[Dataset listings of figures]
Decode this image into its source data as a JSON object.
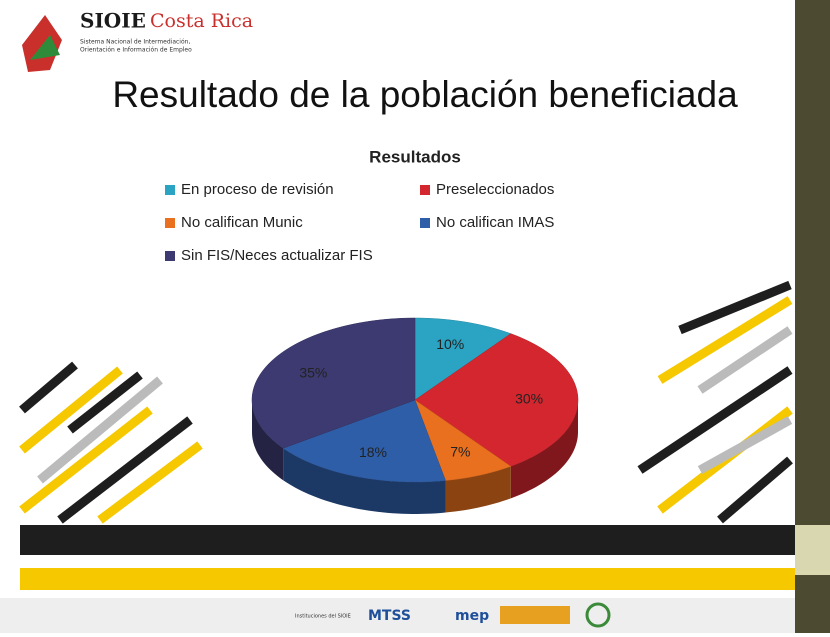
{
  "header": {
    "logo_title": "SIOIE",
    "logo_region": "Costa Rica",
    "logo_caption_1": "Sistema Nacional de Intermediación,",
    "logo_caption_2": "Orientación e Información de Empleo"
  },
  "slide_title": "Resultado de la población beneficiada",
  "chart_data": {
    "type": "pie",
    "title": "Resultados",
    "categories": [
      "En proceso de revisión",
      "Preseleccionados",
      "No califican Munic",
      "No califican IMAS",
      "Sin FIS/Neces actualizar FIS"
    ],
    "values": [
      10,
      30,
      7,
      18,
      35
    ],
    "value_labels": [
      "10%",
      "30%",
      "7%",
      "18%",
      "35%"
    ],
    "colors": [
      "#2ba3c2",
      "#d4262e",
      "#e8701e",
      "#2f5ea8",
      "#3c3a70"
    ],
    "legend": "top"
  },
  "footer": {
    "caption": "Instituciones del SIOIE",
    "logos": [
      "MTSS",
      "mep"
    ]
  }
}
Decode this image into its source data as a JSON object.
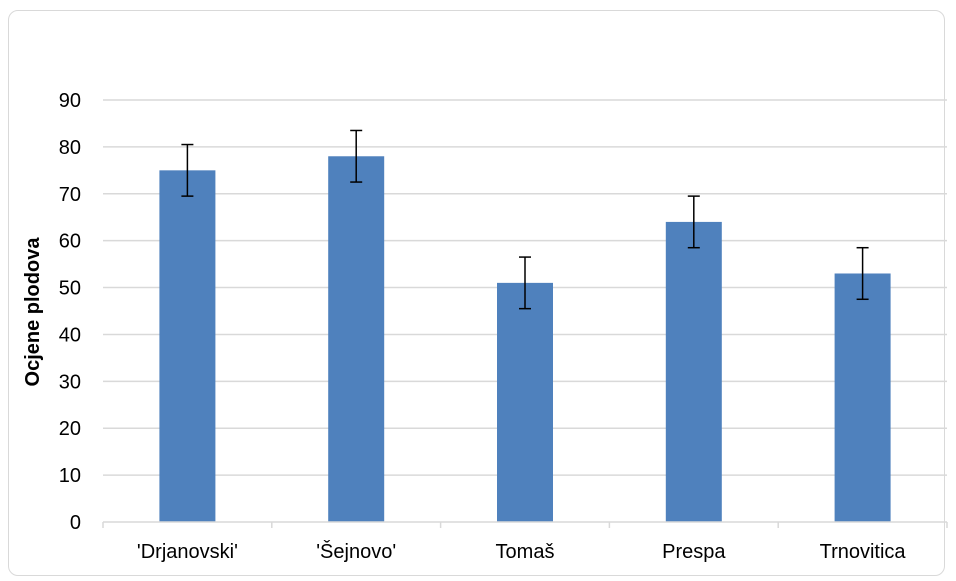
{
  "chart_data": {
    "type": "bar",
    "title": "",
    "xlabel": "",
    "ylabel": "Ocjene plodova",
    "categories": [
      "'Drjanovski'",
      "'Šejnovo'",
      "Tomaš",
      "Prespa",
      "Trnovitica"
    ],
    "values": [
      75,
      78,
      51,
      64,
      53
    ],
    "error_low": [
      69.5,
      72.5,
      45.5,
      58.5,
      47.5
    ],
    "error_high": [
      80.5,
      83.5,
      56.5,
      69.5,
      58.5
    ],
    "ylim": [
      0,
      90
    ],
    "yticks": [
      0,
      10,
      20,
      30,
      40,
      50,
      60,
      70,
      80,
      90
    ],
    "grid": true,
    "legend": "none",
    "colors": {
      "bar": "#4f81bd",
      "grid": "#d9d9d9",
      "error": "#000000"
    }
  }
}
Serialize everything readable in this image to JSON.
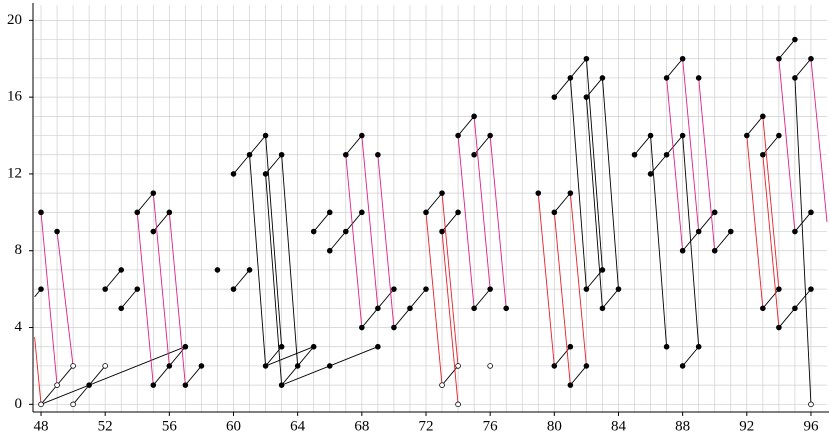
{
  "chart_data": {
    "type": "scatter",
    "xlim": [
      47.5,
      97
    ],
    "ylim": [
      -0.4,
      20.8
    ],
    "xticks": [
      48,
      52,
      56,
      60,
      64,
      68,
      72,
      76,
      80,
      84,
      88,
      92,
      96
    ],
    "yticks": [
      0,
      4,
      8,
      12,
      16,
      20
    ],
    "grid": true,
    "xminor": [
      48,
      49,
      50,
      51,
      52,
      53,
      54,
      55,
      56,
      57,
      58,
      59,
      60,
      61,
      62,
      63,
      64,
      65,
      66,
      67,
      68,
      69,
      70,
      71,
      72,
      73,
      74,
      75,
      76,
      77,
      78,
      79,
      80,
      81,
      82,
      83,
      84,
      85,
      86,
      87,
      88,
      89,
      90,
      91,
      92,
      93,
      94,
      95,
      96
    ],
    "yminor": [
      0,
      1,
      2,
      3,
      4,
      5,
      6,
      7,
      8,
      9,
      10,
      11,
      12,
      13,
      14,
      15,
      16,
      17,
      18,
      19,
      20
    ],
    "points": [
      {
        "color": "#000000",
        "filled": true,
        "x": [
          48,
          48,
          49,
          51,
          52,
          53,
          53,
          54,
          54,
          55,
          55,
          56,
          55,
          56,
          57,
          57,
          58,
          59,
          60,
          61,
          60,
          61,
          62,
          62,
          63,
          62,
          63,
          63,
          64,
          65,
          65,
          66,
          66,
          67,
          68,
          66,
          69,
          67,
          68,
          69,
          68,
          69,
          70,
          70,
          71,
          72,
          72,
          73,
          73,
          74,
          74,
          75,
          75,
          76,
          75,
          76,
          77,
          79,
          80,
          81,
          80,
          81,
          81,
          82,
          80,
          81,
          82,
          82,
          83,
          82,
          83,
          83,
          84,
          85,
          86,
          86,
          87,
          88,
          87,
          88,
          89,
          87,
          88,
          89,
          88,
          89,
          90,
          90,
          91,
          92,
          93,
          93,
          94,
          93,
          94,
          94,
          95,
          95,
          96,
          95,
          96,
          94,
          95,
          96
        ],
        "values": [
          6,
          10,
          9,
          1,
          6,
          7,
          5,
          6,
          10,
          11,
          9,
          10,
          1,
          2,
          3,
          1,
          2,
          7,
          6,
          7,
          12,
          13,
          14,
          12,
          13,
          2,
          3,
          1,
          2,
          3,
          9,
          10,
          8,
          9,
          10,
          2,
          3,
          13,
          14,
          13,
          4,
          5,
          6,
          4,
          5,
          6,
          10,
          11,
          9,
          10,
          14,
          15,
          13,
          14,
          5,
          6,
          5,
          11,
          10,
          11,
          2,
          3,
          1,
          2,
          16,
          17,
          18,
          16,
          17,
          6,
          7,
          5,
          6,
          13,
          14,
          12,
          13,
          14,
          17,
          18,
          17,
          3,
          2,
          3,
          8,
          9,
          10,
          8,
          9,
          14,
          15,
          13,
          14,
          5,
          6,
          18,
          19,
          17,
          18,
          9,
          10,
          4,
          5,
          6
        ]
      },
      {
        "color": "#000000",
        "filled": false,
        "x": [
          48,
          49,
          50,
          50,
          52,
          73,
          74,
          74,
          76,
          96
        ],
        "values": [
          0,
          1,
          2,
          0,
          2,
          1,
          2,
          0,
          2,
          0
        ]
      }
    ],
    "segments": [
      {
        "color": "#000000",
        "lines": [
          [
            47.6,
            5.6,
            48,
            6
          ],
          [
            48,
            0,
            49,
            1
          ],
          [
            49,
            1,
            50,
            2
          ],
          [
            50,
            0,
            51,
            1
          ],
          [
            51,
            1,
            52,
            2
          ],
          [
            48,
            0,
            57,
            3
          ],
          [
            52,
            6,
            53,
            7
          ],
          [
            53,
            5,
            54,
            6
          ],
          [
            54,
            10,
            55,
            11
          ],
          [
            55,
            9,
            56,
            10
          ],
          [
            55,
            1,
            56,
            2
          ],
          [
            56,
            2,
            57,
            3
          ],
          [
            57,
            1,
            58,
            2
          ],
          [
            60,
            6,
            61,
            7
          ],
          [
            60,
            12,
            61,
            13
          ],
          [
            61,
            13,
            62,
            14
          ],
          [
            62,
            12,
            63,
            13
          ],
          [
            61,
            13,
            62,
            2
          ],
          [
            62,
            14,
            63,
            3
          ],
          [
            62,
            12,
            63,
            1
          ],
          [
            63,
            13,
            64,
            2
          ],
          [
            62,
            2,
            63,
            3
          ],
          [
            63,
            1,
            64,
            2
          ],
          [
            64,
            2,
            65,
            3
          ],
          [
            62,
            2,
            65,
            3
          ],
          [
            63,
            1,
            69,
            3
          ],
          [
            65,
            9,
            66,
            10
          ],
          [
            66,
            8,
            67,
            9
          ],
          [
            67,
            9,
            68,
            10
          ],
          [
            67,
            13,
            68,
            14
          ],
          [
            68,
            4,
            69,
            5
          ],
          [
            69,
            5,
            70,
            6
          ],
          [
            70,
            4,
            71,
            5
          ],
          [
            71,
            5,
            72,
            6
          ],
          [
            72,
            10,
            73,
            11
          ],
          [
            73,
            9,
            74,
            10
          ],
          [
            74,
            14,
            75,
            15
          ],
          [
            75,
            13,
            76,
            14
          ],
          [
            75,
            5,
            76,
            6
          ],
          [
            73,
            1,
            74,
            2
          ],
          [
            80,
            10,
            81,
            11
          ],
          [
            80,
            2,
            81,
            3
          ],
          [
            81,
            1,
            82,
            2
          ],
          [
            80,
            16,
            81,
            17
          ],
          [
            81,
            17,
            82,
            18
          ],
          [
            82,
            16,
            83,
            17
          ],
          [
            81,
            17,
            82,
            6
          ],
          [
            82,
            18,
            83,
            7
          ],
          [
            82,
            16,
            83,
            5
          ],
          [
            83,
            17,
            84,
            6
          ],
          [
            82,
            6,
            83,
            7
          ],
          [
            83,
            5,
            84,
            6
          ],
          [
            85,
            13,
            86,
            14
          ],
          [
            86,
            12,
            87,
            13
          ],
          [
            87,
            13,
            88,
            14
          ],
          [
            86,
            14,
            87,
            3
          ],
          [
            88,
            14,
            89,
            3
          ],
          [
            88,
            2,
            89,
            3
          ],
          [
            88,
            8,
            89,
            9
          ],
          [
            89,
            9,
            90,
            10
          ],
          [
            90,
            8,
            91,
            9
          ],
          [
            87,
            17,
            88,
            18
          ],
          [
            92,
            14,
            93,
            15
          ],
          [
            93,
            13,
            94,
            14
          ],
          [
            94,
            18,
            95,
            19
          ],
          [
            95,
            17,
            96,
            18
          ],
          [
            93,
            5,
            94,
            6
          ],
          [
            94,
            4,
            95,
            5
          ],
          [
            95,
            5,
            96,
            6
          ],
          [
            95,
            9,
            96,
            10
          ],
          [
            95,
            17,
            96,
            0
          ]
        ]
      },
      {
        "color": "#e8202a",
        "lines": [
          [
            47.6,
            3.5,
            48,
            0
          ],
          [
            72,
            10,
            73,
            1
          ],
          [
            73,
            11,
            74,
            2
          ],
          [
            73,
            9,
            74,
            0
          ],
          [
            79,
            11,
            80,
            2
          ],
          [
            80,
            10,
            81,
            1
          ],
          [
            81,
            11,
            82,
            2
          ],
          [
            92,
            14,
            93,
            5
          ],
          [
            93,
            15,
            94,
            6
          ],
          [
            93,
            13,
            94,
            4
          ]
        ]
      },
      {
        "color": "#e0208a",
        "lines": [
          [
            48,
            10,
            49,
            1
          ],
          [
            49,
            9,
            50,
            2
          ],
          [
            54,
            10,
            55,
            1
          ],
          [
            55,
            11,
            56,
            2
          ],
          [
            56,
            10,
            57,
            1
          ],
          [
            67,
            13,
            68,
            4
          ],
          [
            68,
            14,
            69,
            5
          ],
          [
            69,
            13,
            70,
            4
          ],
          [
            74,
            14,
            75,
            5
          ],
          [
            75,
            15,
            76,
            6
          ],
          [
            76,
            14,
            77,
            5
          ],
          [
            87,
            17,
            88,
            8
          ],
          [
            88,
            18,
            89,
            9
          ],
          [
            89,
            17,
            90,
            8
          ],
          [
            94,
            18,
            95,
            9
          ],
          [
            96,
            18,
            97,
            9.5
          ]
        ]
      }
    ]
  }
}
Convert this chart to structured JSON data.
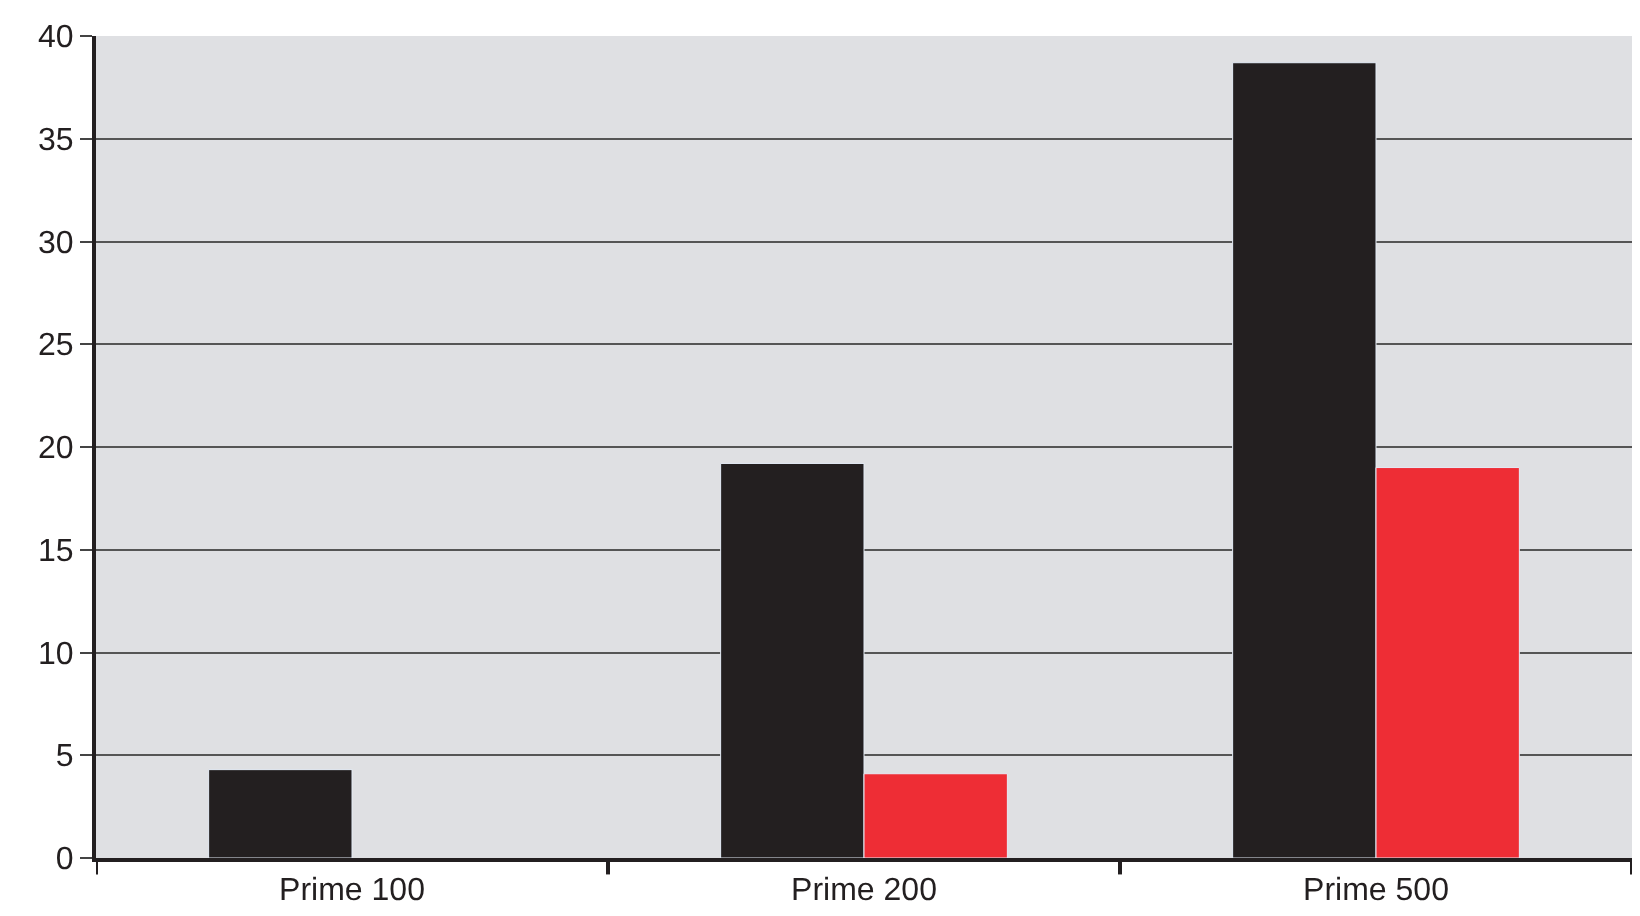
{
  "chart_data": {
    "type": "bar",
    "categories": [
      "Prime 100",
      "Prime 200",
      "Prime 500"
    ],
    "series": [
      {
        "color": "#231f20",
        "values": [
          4.3,
          19.2,
          38.7
        ]
      },
      {
        "color": "#ee2d35",
        "values": [
          null,
          4.1,
          19.0
        ]
      }
    ],
    "ylim": [
      0,
      40
    ],
    "yticks": [
      0,
      5,
      10,
      15,
      20,
      25,
      30,
      35,
      40
    ],
    "grid": "y"
  }
}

### STATED EXERCISE
In the material above, find the lines that contain "type" and show them.

### ANSWER
    "type": "pie",
    "type": "bar",
    "type": "scatter",
    "type": "bar",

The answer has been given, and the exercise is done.